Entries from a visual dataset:
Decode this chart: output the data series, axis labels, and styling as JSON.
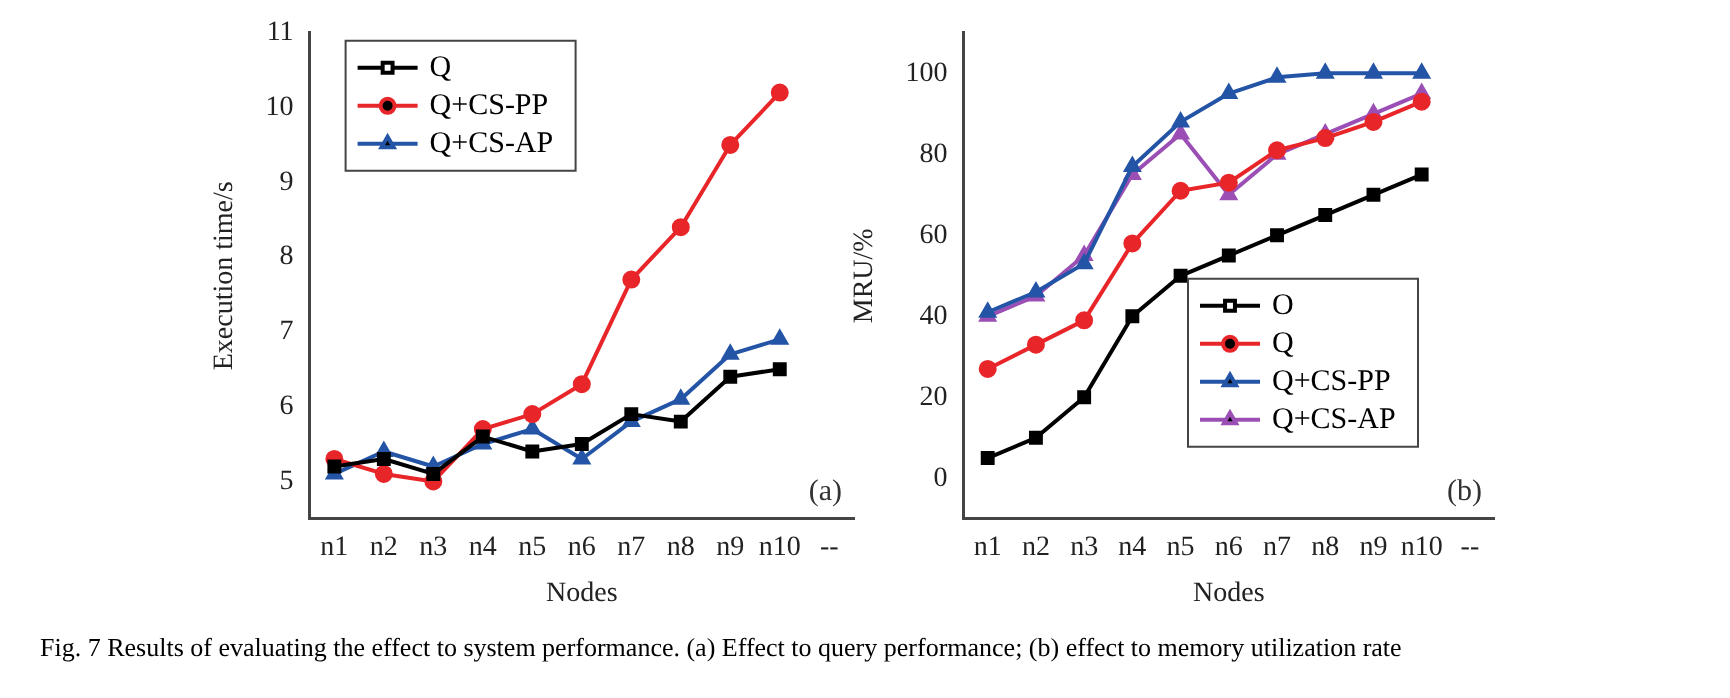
{
  "chart_data": [
    {
      "type": "line",
      "xlabel": "Nodes",
      "ylabel": "Execution time/s",
      "categories": [
        "n1",
        "n2",
        "n3",
        "n4",
        "n5",
        "n6",
        "n7",
        "n8",
        "n9",
        "n10",
        "--"
      ],
      "ylim": [
        4.5,
        11
      ],
      "yticks": [
        5,
        6,
        7,
        8,
        9,
        10,
        11
      ],
      "grid": false,
      "legend": "top left",
      "line_style": "solid",
      "annotations": [
        "(a)",
        "Fig. 7    Results of evaluating the effect to system performance. (a) Effect to query performance; (b) effect to memory utilization rate"
      ],
      "series": [
        {
          "name": "Q",
          "color": "#000000",
          "marker": "square",
          "values": [
            5.2,
            5.3,
            5.1,
            5.6,
            5.4,
            5.5,
            5.9,
            5.8,
            6.4,
            6.5,
            null
          ]
        },
        {
          "name": "Q+CS-PP",
          "color": "#e8262a",
          "marker": "circle",
          "values": [
            5.3,
            5.1,
            5.0,
            5.7,
            5.9,
            6.3,
            7.7,
            8.4,
            9.5,
            10.2,
            null
          ]
        },
        {
          "name": "Q+CS-AP",
          "color": "#2454a6",
          "marker": "triangle",
          "values": [
            5.1,
            5.4,
            5.2,
            5.5,
            5.7,
            5.3,
            5.8,
            6.1,
            6.7,
            6.9,
            null
          ]
        }
      ]
    },
    {
      "type": "line",
      "xlabel": "Nodes",
      "ylabel": "MRU/%",
      "categories": [
        "n1",
        "n2",
        "n3",
        "n4",
        "n5",
        "n6",
        "n7",
        "n8",
        "n9",
        "n10",
        "--"
      ],
      "ylim": [
        -10,
        110
      ],
      "yticks": [
        0,
        20,
        40,
        60,
        80,
        100
      ],
      "grid": false,
      "legend": "bottom right",
      "line_style": "solid",
      "annotations": [
        "(b)"
      ],
      "series": [
        {
          "name": "O",
          "color": "#000000",
          "marker": "square",
          "values": [
            5,
            10,
            20,
            40,
            50,
            55,
            60,
            65,
            70,
            75,
            null
          ]
        },
        {
          "name": "Q",
          "color": "#e8262a",
          "marker": "circle",
          "values": [
            27,
            33,
            39,
            58,
            71,
            73,
            81,
            84,
            88,
            93,
            null
          ]
        },
        {
          "name": "Q+CS-PP",
          "color": "#2454a6",
          "marker": "triangle",
          "values": [
            41,
            46,
            53,
            77,
            88,
            95,
            99,
            100,
            100,
            100,
            null
          ]
        },
        {
          "name": "Q+CS-AP",
          "color": "#9b4fb5",
          "marker": "triangle",
          "values": [
            40,
            45,
            55,
            75,
            85,
            70,
            80,
            85,
            90,
            95,
            null
          ]
        }
      ]
    }
  ]
}
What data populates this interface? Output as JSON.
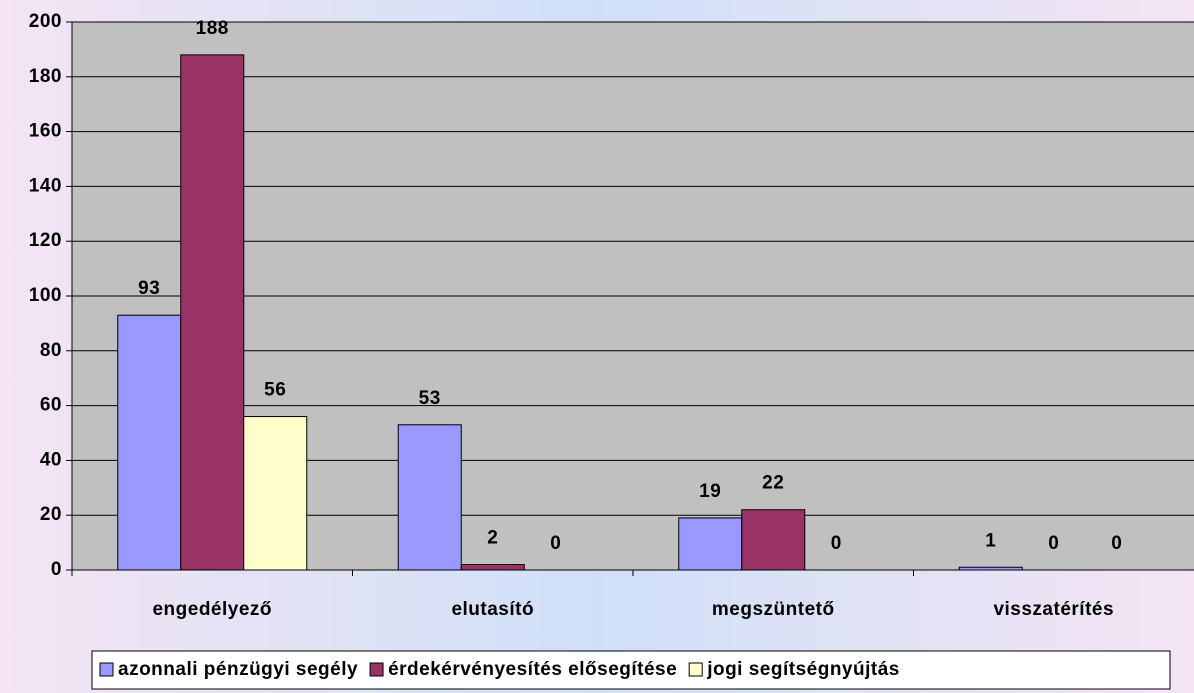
{
  "chart_data": {
    "type": "bar",
    "categories": [
      "engedélyező",
      "elutasító",
      "megszüntető",
      "visszatérítés"
    ],
    "series": [
      {
        "name": "azonnali pénzügyi segély",
        "color": "#9999ff",
        "values": [
          93,
          53,
          19,
          1
        ]
      },
      {
        "name": "érdekérvényesítés elősegítése",
        "color": "#993366",
        "values": [
          188,
          2,
          22,
          0
        ]
      },
      {
        "name": "jogi segítségnyújtás",
        "color": "#ffffcc",
        "values": [
          56,
          0,
          0,
          0
        ]
      }
    ],
    "ylim": [
      0,
      200
    ],
    "yticks": [
      0,
      20,
      40,
      60,
      80,
      100,
      120,
      140,
      160,
      180,
      200
    ],
    "grid": true,
    "legend": "bottom",
    "plot_background": "#c0c0c0"
  }
}
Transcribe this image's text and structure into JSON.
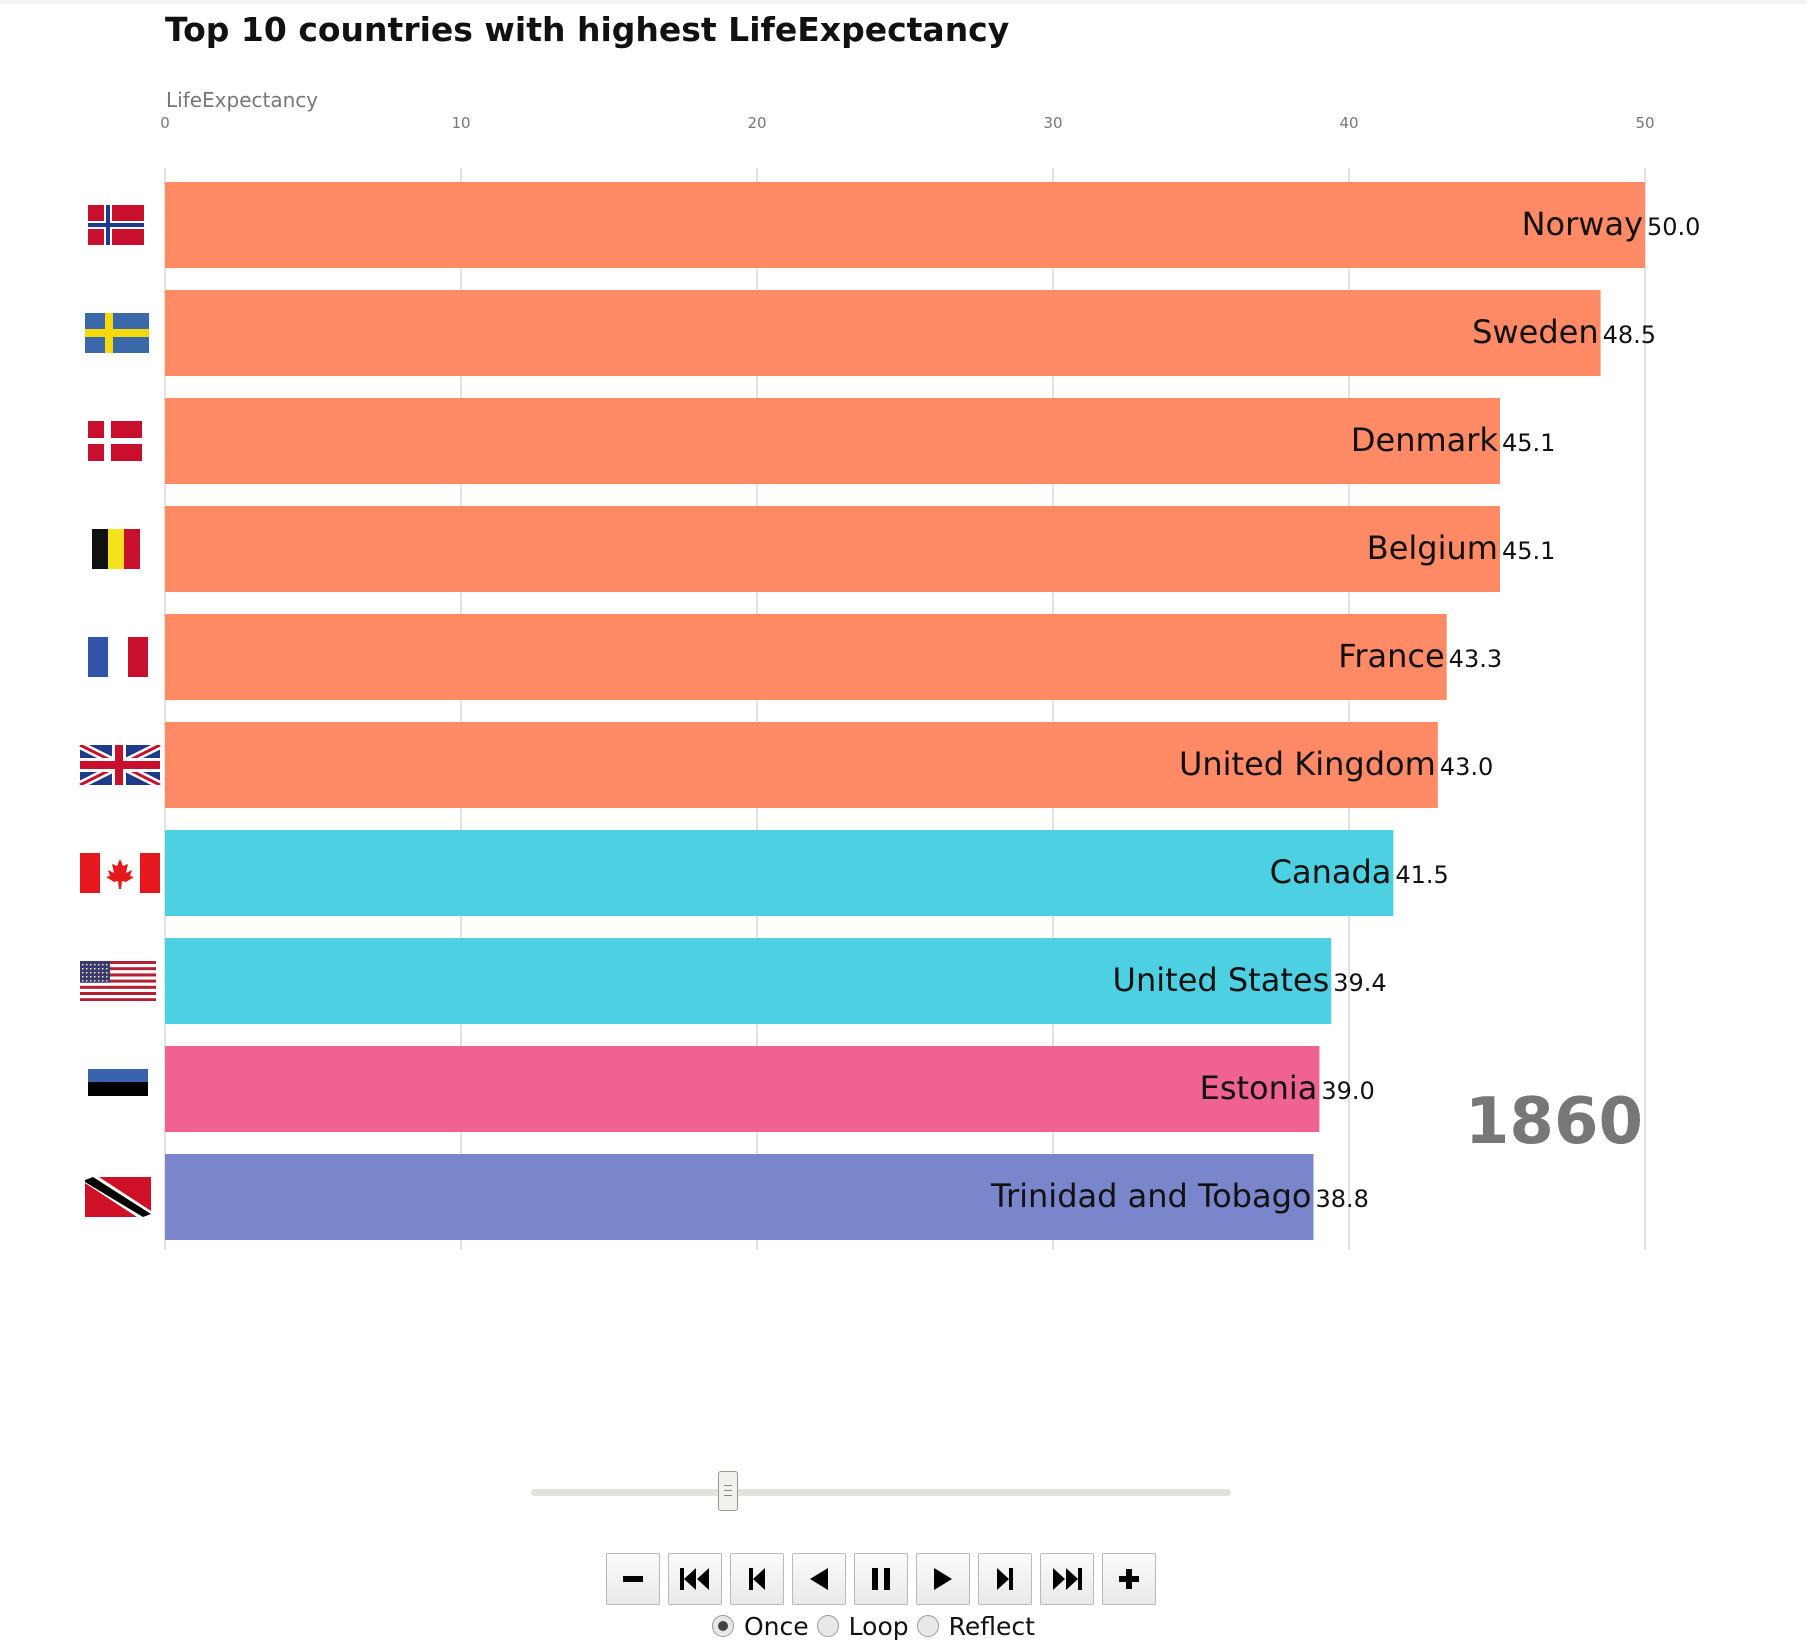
{
  "chart_data": {
    "type": "bar",
    "orientation": "horizontal",
    "title": "Top 10 countries with highest LifeExpectancy",
    "xlabel": "LifeExpectancy",
    "xlim": [
      0,
      50
    ],
    "xticks": [
      "0",
      "10",
      "20",
      "30",
      "40",
      "50"
    ],
    "year": "1860",
    "grid": true,
    "categories": [
      "Norway",
      "Sweden",
      "Denmark",
      "Belgium",
      "France",
      "United Kingdom",
      "Canada",
      "United States",
      "Estonia",
      "Trinidad and Tobago"
    ],
    "values": [
      50.0,
      48.5,
      45.1,
      45.1,
      43.3,
      43.0,
      41.5,
      39.4,
      39.0,
      38.8
    ],
    "value_labels": [
      "50.0",
      "48.5",
      "45.1",
      "45.1",
      "43.3",
      "43.0",
      "41.5",
      "39.4",
      "39.0",
      "38.8"
    ],
    "bar_colors": [
      "#ff8a65",
      "#ff8a65",
      "#ff8a65",
      "#ff8a65",
      "#ff8a65",
      "#ff8a65",
      "#4dd0e1",
      "#4dd0e1",
      "#f06292",
      "#7986cb"
    ],
    "flags": [
      "norway-flag",
      "sweden-flag",
      "denmark-flag",
      "belgium-flag",
      "france-flag",
      "united-kingdom-flag",
      "canada-flag",
      "united-states-flag",
      "estonia-flag",
      "trinidad-and-tobago-flag"
    ]
  },
  "player": {
    "slider_value": 0.28,
    "buttons": [
      "minus-icon",
      "first-frame-icon",
      "step-back-icon",
      "play-reverse-icon",
      "pause-icon",
      "play-icon",
      "step-forward-icon",
      "last-frame-icon",
      "plus-icon"
    ],
    "modes": [
      {
        "label": "Once",
        "checked": true
      },
      {
        "label": "Loop",
        "checked": false
      },
      {
        "label": "Reflect",
        "checked": false
      }
    ]
  },
  "colors": {
    "title": "#111111",
    "axis_text": "#777777",
    "grid": "#d9d9d9",
    "year": "#777777"
  }
}
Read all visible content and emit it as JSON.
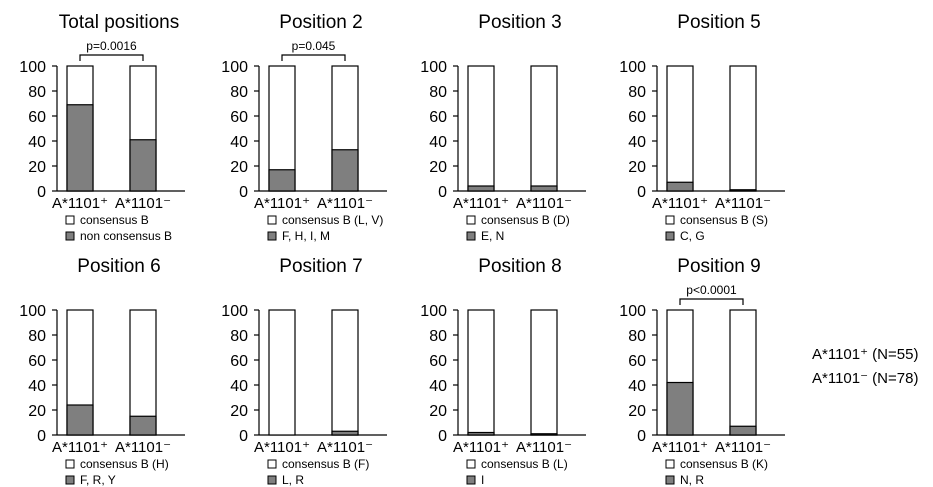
{
  "group_labels": [
    "A*1101⁺",
    "A*1101⁻"
  ],
  "notes": {
    "pos_n": "A*1101⁺ (N=55)",
    "neg_n": "A*1101⁻ (N=78)"
  },
  "colors": {
    "consensus": "#ffffff",
    "non_consensus": "#7f7f7f",
    "stroke": "#000000"
  },
  "chart_data": [
    {
      "type": "bar",
      "stacked": true,
      "title": "Total positions",
      "categories": [
        "A*1101⁺",
        "A*1101⁻"
      ],
      "ylim": [
        0,
        100
      ],
      "yticks": [
        0,
        20,
        40,
        60,
        80,
        100
      ],
      "series": [
        {
          "name": "consensus B",
          "values": [
            31,
            59
          ]
        },
        {
          "name": "non consensus B",
          "values": [
            69,
            41
          ]
        }
      ],
      "annotation": "p=0.0016"
    },
    {
      "type": "bar",
      "stacked": true,
      "title": "Position 2",
      "categories": [
        "A*1101⁺",
        "A*1101⁻"
      ],
      "ylim": [
        0,
        100
      ],
      "yticks": [
        0,
        20,
        40,
        60,
        80,
        100
      ],
      "series": [
        {
          "name": "consensus B (L, V)",
          "values": [
            83,
            67
          ]
        },
        {
          "name": "F, H, I, M",
          "values": [
            17,
            33
          ]
        }
      ],
      "annotation": "p=0.045"
    },
    {
      "type": "bar",
      "stacked": true,
      "title": "Position 3",
      "categories": [
        "A*1101⁺",
        "A*1101⁻"
      ],
      "ylim": [
        0,
        100
      ],
      "yticks": [
        0,
        20,
        40,
        60,
        80,
        100
      ],
      "series": [
        {
          "name": "consensus B (D)",
          "values": [
            96,
            96
          ]
        },
        {
          "name": "E, N",
          "values": [
            4,
            4
          ]
        }
      ]
    },
    {
      "type": "bar",
      "stacked": true,
      "title": "Position 5",
      "categories": [
        "A*1101⁺",
        "A*1101⁻"
      ],
      "ylim": [
        0,
        100
      ],
      "yticks": [
        0,
        20,
        40,
        60,
        80,
        100
      ],
      "series": [
        {
          "name": "consensus B (S)",
          "values": [
            93,
            99
          ]
        },
        {
          "name": "C, G",
          "values": [
            7,
            1
          ]
        }
      ]
    },
    {
      "type": "bar",
      "stacked": true,
      "title": "Position 6",
      "categories": [
        "A*1101⁺",
        "A*1101⁻"
      ],
      "ylim": [
        0,
        100
      ],
      "yticks": [
        0,
        20,
        40,
        60,
        80,
        100
      ],
      "series": [
        {
          "name": "consensus B (H)",
          "values": [
            76,
            85
          ]
        },
        {
          "name": "F, R, Y",
          "values": [
            24,
            15
          ]
        }
      ]
    },
    {
      "type": "bar",
      "stacked": true,
      "title": "Position 7",
      "categories": [
        "A*1101⁺",
        "A*1101⁻"
      ],
      "ylim": [
        0,
        100
      ],
      "yticks": [
        0,
        20,
        40,
        60,
        80,
        100
      ],
      "series": [
        {
          "name": "consensus B (F)",
          "values": [
            100,
            97
          ]
        },
        {
          "name": "L, R",
          "values": [
            0,
            3
          ]
        }
      ]
    },
    {
      "type": "bar",
      "stacked": true,
      "title": "Position 8",
      "categories": [
        "A*1101⁺",
        "A*1101⁻"
      ],
      "ylim": [
        0,
        100
      ],
      "yticks": [
        0,
        20,
        40,
        60,
        80,
        100
      ],
      "series": [
        {
          "name": "consensus B (L)",
          "values": [
            98,
            99
          ]
        },
        {
          "name": "I",
          "values": [
            2,
            1
          ]
        }
      ]
    },
    {
      "type": "bar",
      "stacked": true,
      "title": "Position 9",
      "categories": [
        "A*1101⁺",
        "A*1101⁻"
      ],
      "ylim": [
        0,
        100
      ],
      "yticks": [
        0,
        20,
        40,
        60,
        80,
        100
      ],
      "series": [
        {
          "name": "consensus B (K)",
          "values": [
            58,
            93
          ]
        },
        {
          "name": "N, R",
          "values": [
            42,
            7
          ]
        }
      ],
      "annotation": "p<0.0001"
    }
  ]
}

Instructions to follow:
Using the listing, copy every line where the word "LifeExpectancy" shows up.

Task response:
    "title": "Top 10 countries with highest LifeExpectancy",
    "xlabel": "LifeExpectancy",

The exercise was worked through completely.